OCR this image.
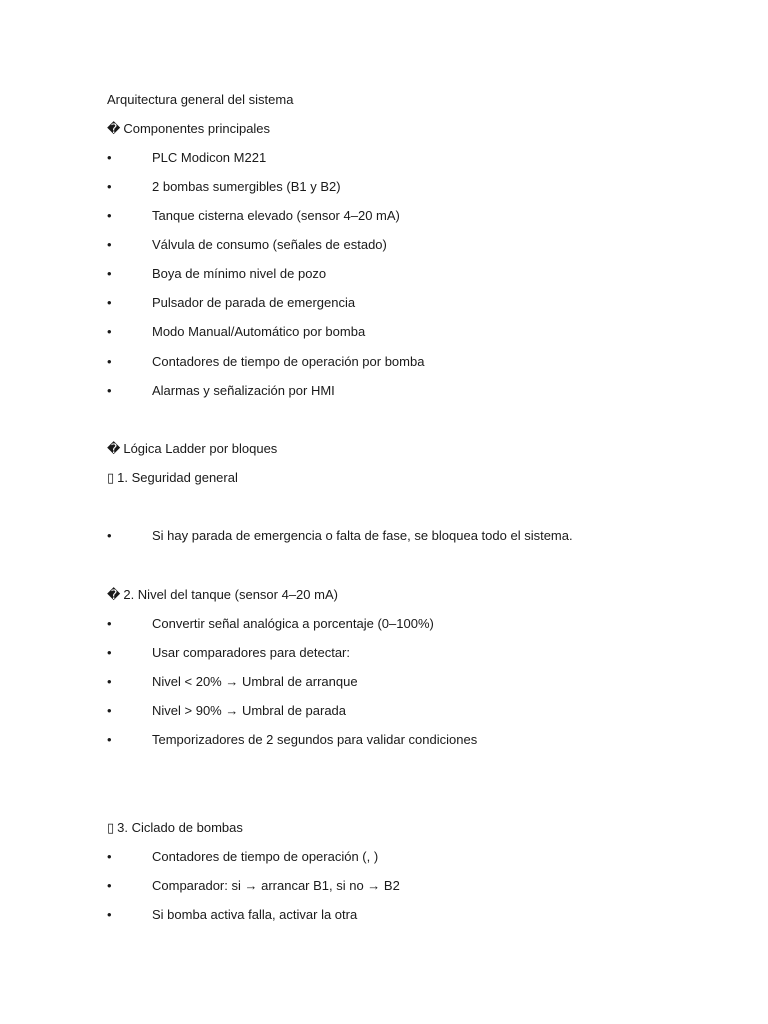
Arquitectura general del sistema
� Componentes principales
•	PLC Modicon M221
•	2 bombas sumergibles (B1 y B2)
•	Tanque cisterna elevado (sensor 4–20 mA)
•	Válvula de consumo (señales de estado)
•	Boya de mínimo nivel de pozo
•	Pulsador de parada de emergencia
•	Modo Manual/Automático por bomba
•	Contadores de tiempo de operación por bomba
•	Alarmas y señalización por HMI
� Lógica Ladder por bloques
▯ 1. Seguridad general
•	Si hay parada de emergencia o falta de fase, se bloquea todo el sistema.
� 2. Nivel del tanque (sensor 4–20 mA)
•	Convertir señal analógica a porcentaje (0–100%)
•	Usar comparadores para detectar:
•	Nivel < 20% → Umbral de arranque
•	Nivel > 90% → Umbral de parada
•	Temporizadores de 2 segundos para validar condiciones
▯ 3. Ciclado de bombas
•	Contadores de tiempo de operación (, )
•	Comparador: si → arrancar B1, si no → B2
•	Si bomba activa falla, activar la otra
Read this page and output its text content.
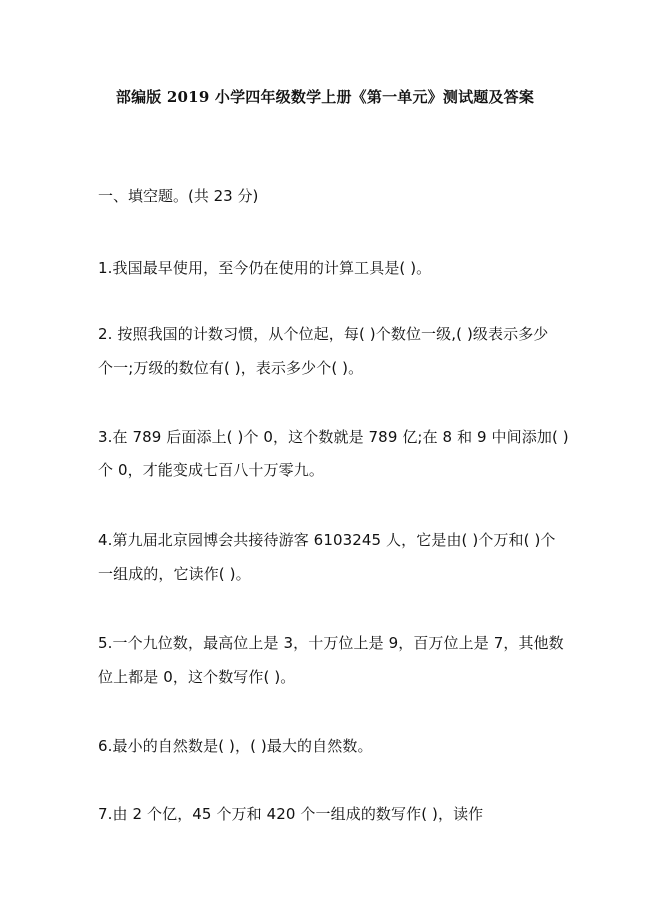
部编版 2019 小学四年级数学上册《第一单元》测试题及答案
一、填空题。(共 23 分)
1.我国最早使用，至今仍在使用的计算工具是( )。
2. 按照我国的计数习惯，从个位起，每( )个数位一级,( )级表示多少
个一;万级的数位有( )，表示多少个( )。
3.在 789 后面添上( )个 0，这个数就是 789 亿;在 8 和 9 中间添加( )
个 0，才能变成七百八十万零九。
4.第九届北京园博会共接待游客 6103245 人，它是由( )个万和( )个
一组成的，它读作( )。
5.一个九位数，最高位上是 3，十万位上是 9，百万位上是 7，其他数
位上都是 0，这个数写作( )。
6.最小的自然数是( )，( )最大的自然数。
7.由 2 个亿，45 个万和 420 个一组成的数写作( )，读作
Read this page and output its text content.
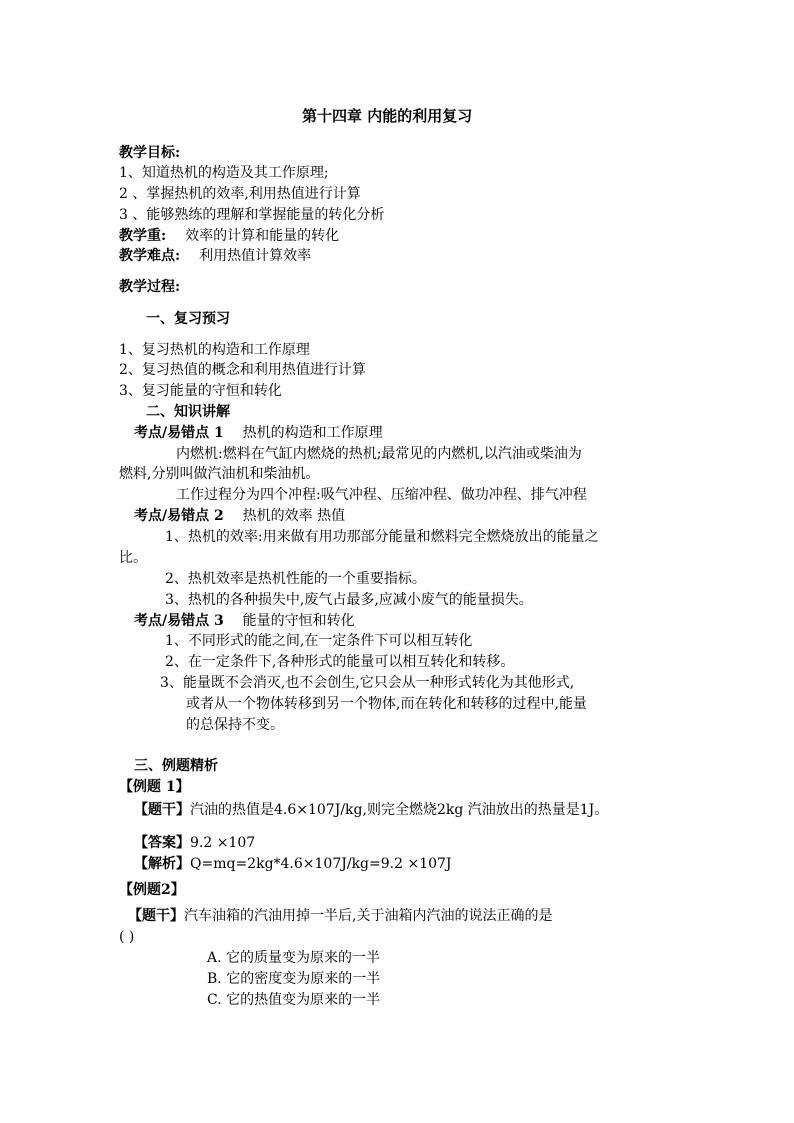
第十四章 内能的利用复习
教学目标:
1、知道热机的构造及其工作原理;
2 、掌握热机的效率,利用热值进行计算
3 、能够熟练的理解和掌握能量的转化分析
教学重: 效率的计算和能量的转化
教学难点: 利用热值计算效率
教学过程:
一、复习预习
1、复习热机的构造和工作原理
2、复习热值的概念和利用热值进行计算
3、复习能量的守恒和转化
二、知识讲解
考点/易错点 1 热机的构造和工作原理
内燃机:燃料在气缸内燃烧的热机;最常见的内燃机,以汽油或柴油为
燃料,分别叫做汽油机和柴油机。
工作过程分为四个冲程:吸气冲程、压缩冲程、做功冲程、排气冲程
考点/易错点 2 热机的效率 热值
1、热机的效率:用来做有用功那部分能量和燃料完全燃烧放出的能量之
比。
2、热机效率是热机性能的一个重要指标。
3、热机的各种损失中,废气占最多,应减小废气的能量损失。
考点/易错点 3 能量的守恒和转化
1、不同形式的能之间,在一定条件下可以相互转化
2、在一定条件下,各种形式的能量可以相互转化和转移。
3、能量既不会消灭,也不会创生,它只会从一种形式转化为其他形式,
或者从一个物体转移到另一个物体,而在转化和转移的过程中,能量
的总保持不变。
三、例题精析
【例题 1】
【题干】汽油的热值是4.6×107J/kg,则完全燃烧2kg 汽油放出的热量是1J。
【答案】9.2 ×107
【解析】Q=mq=2kg*4.6×107J/kg=9.2 ×107J
【例题2】
【题干】汽车油箱的汽油用掉一半后,关于油箱内汽油的说法正确的是
( )
A. 它的质量变为原来的一半
B. 它的密度变为原来的一半
C. 它的热值变为原来的一半
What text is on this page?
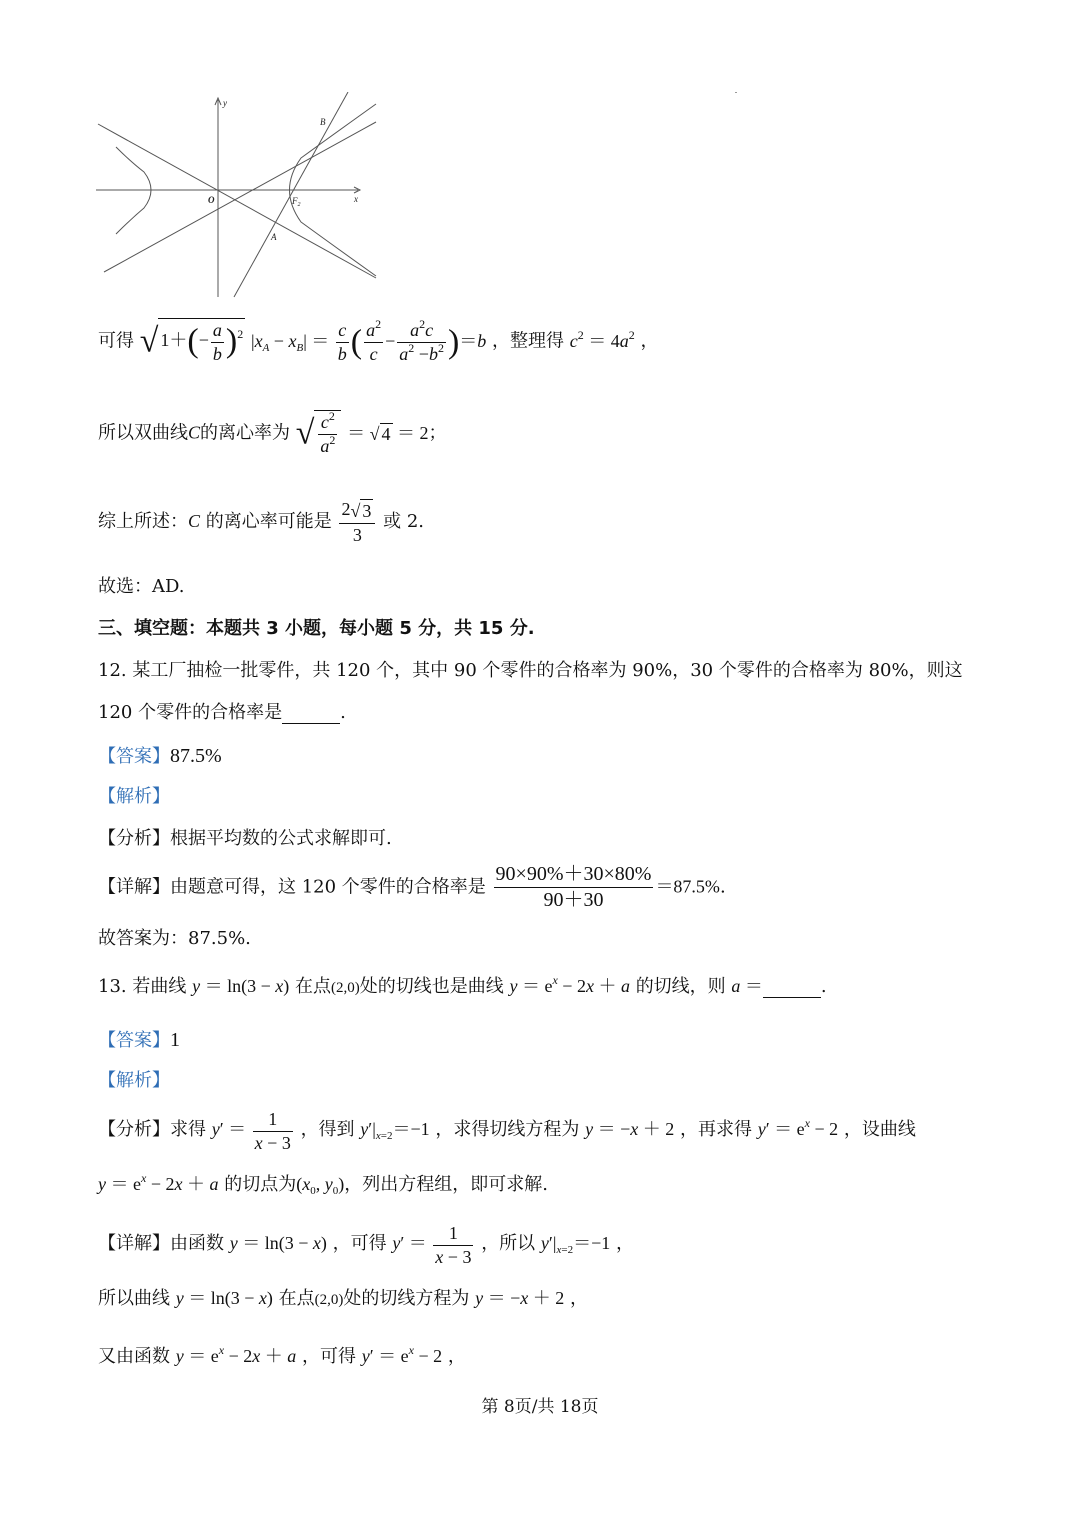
y
x
O	$F_2$
A
B
可得 √ $1+(- \frac{a}{b} )^2$ $|x_A - x_B| = \frac{c}{b}$ ( $\frac{a^2}{c} - \frac{a^2c}{a^2 -b^2} )=b$ ，整理得 $c^2 = 4a^2$ ，
所以双曲线C的离心率为 √ $\frac{c^2}{a^2}$ ＝ √ 4 ＝ 2；
综上所述：C 的离心率可能是 $\frac{2√ 3}{3}$ 或 2.
故选：AD.
三、填空题：本题共 3 小题，每小题 5 分，共 15 分.
12. 某工厂抽检一批零件，共 120 个，其中 90 个零件的合格率为 90%，30 个零件的合格率为 80%，则这
120 个零件的合格率是	.
【答案】87.5%
【解析】
【分析】根据平均数的公式求解即可.
【详解】由题意可得，这 120 个零件的合格率是 $\frac{90\times 90\%+30\times 80\%}{90+30} =87.5\%$.
故答案为：87.5%.
13. 若曲线 y ＝ ln(3 − x) 在点(2,0)处的切线也是曲线 $y = e^x - 2x + a$ 的切线，则 a ＝	.
【答案】1
【解析】
【分析】求得 $y' = \frac{1}{x - 3}$ ，得到 $y'|_{x=2}=-1$ ，求得切线方程为 y ＝ −x ＋ 2 ，再求得 $y' = e^x - 2$ ，设曲线
$y = e^x - 2x + a$ 的切点为($x_0$, $y_0$)，列出方程组，即可求解.
【详解】由函数 y ＝ ln(3 − x) ，可得 $y' = \frac{1}{x - 3}$ ，所以 $y'|_{x=2}=-1$ ，
所以曲线 y ＝ ln(3 − x) 在点(2,0)处的切线方程为 y ＝ −x ＋ 2 ，
又由函数 $y = e^x - 2x + a$ ，可得 $y' = e^x - 2$ ，
第 8页/共 18页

TASK DESCRIPTION: Gather each line of the listing that holds the string "emergencia".

RESPONSE TO THIS EXERCISE:
•	Pulsador de parada de emergencia
•	Si hay parada de emergencia o falta de fase, se bloquea todo el sistema.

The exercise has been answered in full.